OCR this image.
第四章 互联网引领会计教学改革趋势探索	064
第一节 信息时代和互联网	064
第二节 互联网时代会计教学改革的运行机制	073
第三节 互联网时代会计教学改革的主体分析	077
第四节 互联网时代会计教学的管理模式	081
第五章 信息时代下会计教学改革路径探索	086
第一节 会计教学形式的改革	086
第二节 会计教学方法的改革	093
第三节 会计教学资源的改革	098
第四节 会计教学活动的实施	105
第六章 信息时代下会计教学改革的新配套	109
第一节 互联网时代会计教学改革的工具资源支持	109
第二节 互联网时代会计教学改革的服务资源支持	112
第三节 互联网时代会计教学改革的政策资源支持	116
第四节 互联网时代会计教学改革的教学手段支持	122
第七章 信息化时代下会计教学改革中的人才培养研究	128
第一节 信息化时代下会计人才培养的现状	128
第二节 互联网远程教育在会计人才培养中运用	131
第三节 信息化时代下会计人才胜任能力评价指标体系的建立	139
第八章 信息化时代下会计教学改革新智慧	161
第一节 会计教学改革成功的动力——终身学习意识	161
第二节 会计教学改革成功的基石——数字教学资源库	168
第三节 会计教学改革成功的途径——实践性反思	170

########

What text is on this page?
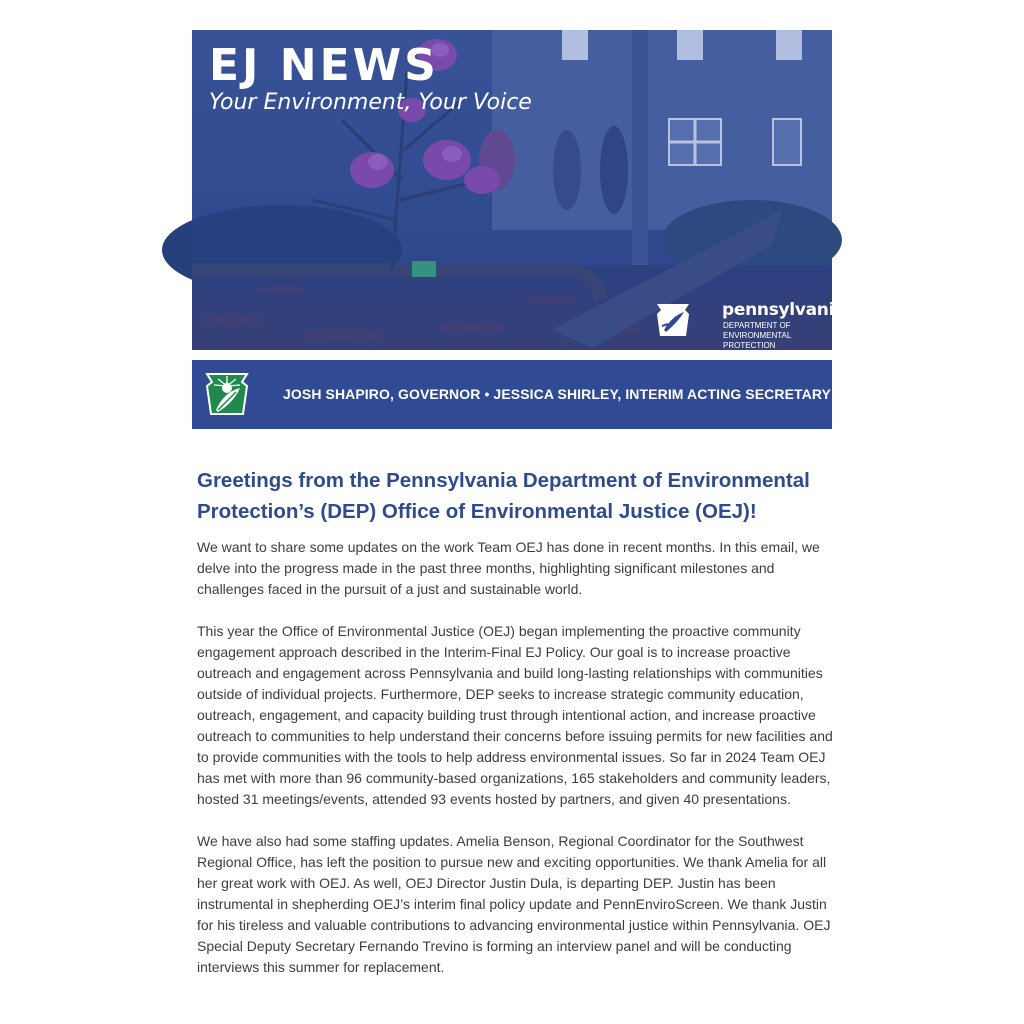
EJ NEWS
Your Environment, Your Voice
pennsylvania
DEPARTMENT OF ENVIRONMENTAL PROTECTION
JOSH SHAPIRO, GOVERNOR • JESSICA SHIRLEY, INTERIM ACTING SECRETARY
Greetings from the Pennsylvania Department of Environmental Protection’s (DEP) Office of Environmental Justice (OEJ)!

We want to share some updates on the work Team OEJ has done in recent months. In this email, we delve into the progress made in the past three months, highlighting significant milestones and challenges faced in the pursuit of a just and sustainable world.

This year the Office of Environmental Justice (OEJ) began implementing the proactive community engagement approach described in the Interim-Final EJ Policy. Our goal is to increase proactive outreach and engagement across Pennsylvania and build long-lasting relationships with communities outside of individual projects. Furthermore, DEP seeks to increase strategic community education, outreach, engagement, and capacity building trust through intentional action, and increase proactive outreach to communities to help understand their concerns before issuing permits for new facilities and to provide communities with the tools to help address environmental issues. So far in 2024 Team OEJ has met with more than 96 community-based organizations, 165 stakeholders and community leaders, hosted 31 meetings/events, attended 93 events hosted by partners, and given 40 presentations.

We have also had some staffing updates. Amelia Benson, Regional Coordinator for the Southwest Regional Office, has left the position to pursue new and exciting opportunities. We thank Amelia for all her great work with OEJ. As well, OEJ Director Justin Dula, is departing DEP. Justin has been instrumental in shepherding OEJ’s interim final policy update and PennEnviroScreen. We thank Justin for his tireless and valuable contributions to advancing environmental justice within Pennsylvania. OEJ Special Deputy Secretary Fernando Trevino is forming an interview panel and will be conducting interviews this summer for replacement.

########

▶ _GIVEN EXERCISE_
Pick out the lines containing the string "Office".

▶ _FULL ANSWER_
Greetings from the Pennsylvania Department of Environmental Protection’s (DEP) Office of Environmental Justice (OEJ)!
This year the Office of Environmental Justice (OEJ) began implementing the proactive community engagement approach described in the Interim-Final EJ Policy. Our goal is to increase proactive outreach and engagement across Pennsylvania and build long-lasting relationships with communities outside of individual projects. Furthermore, DEP seeks to increase strategic community education, outreach, engagement, and capacity building trust through intentional action, and increase proactive outreach to communities to help understand their concerns before issuing permits for new facilities and to provide communities with the tools to help address environmental issues. So far in 2024 Team OEJ has met with more than 96 community-based organizations, 165 stakeholders and community leaders, hosted 31 meetings/events, attended 93 events hosted by partners, and given 40 presentations.
We have also had some staffing updates. Amelia Benson, Regional Coordinator for the Southwest Regional Office, has left the position to pursue new and exciting opportunities. We thank Amelia for all her great work with OEJ. As well, OEJ Director Justin Dula, is departing DEP. Justin has been instrumental in shepherding OEJ’s interim final policy update and PennEnviroScreen. We thank Justin for his tireless and valuable contributions to advancing environmental justice within Pennsylvania. OEJ Special Deputy Secretary Fernando Trevino is forming an interview panel and will be conducting interviews this summer for replacement.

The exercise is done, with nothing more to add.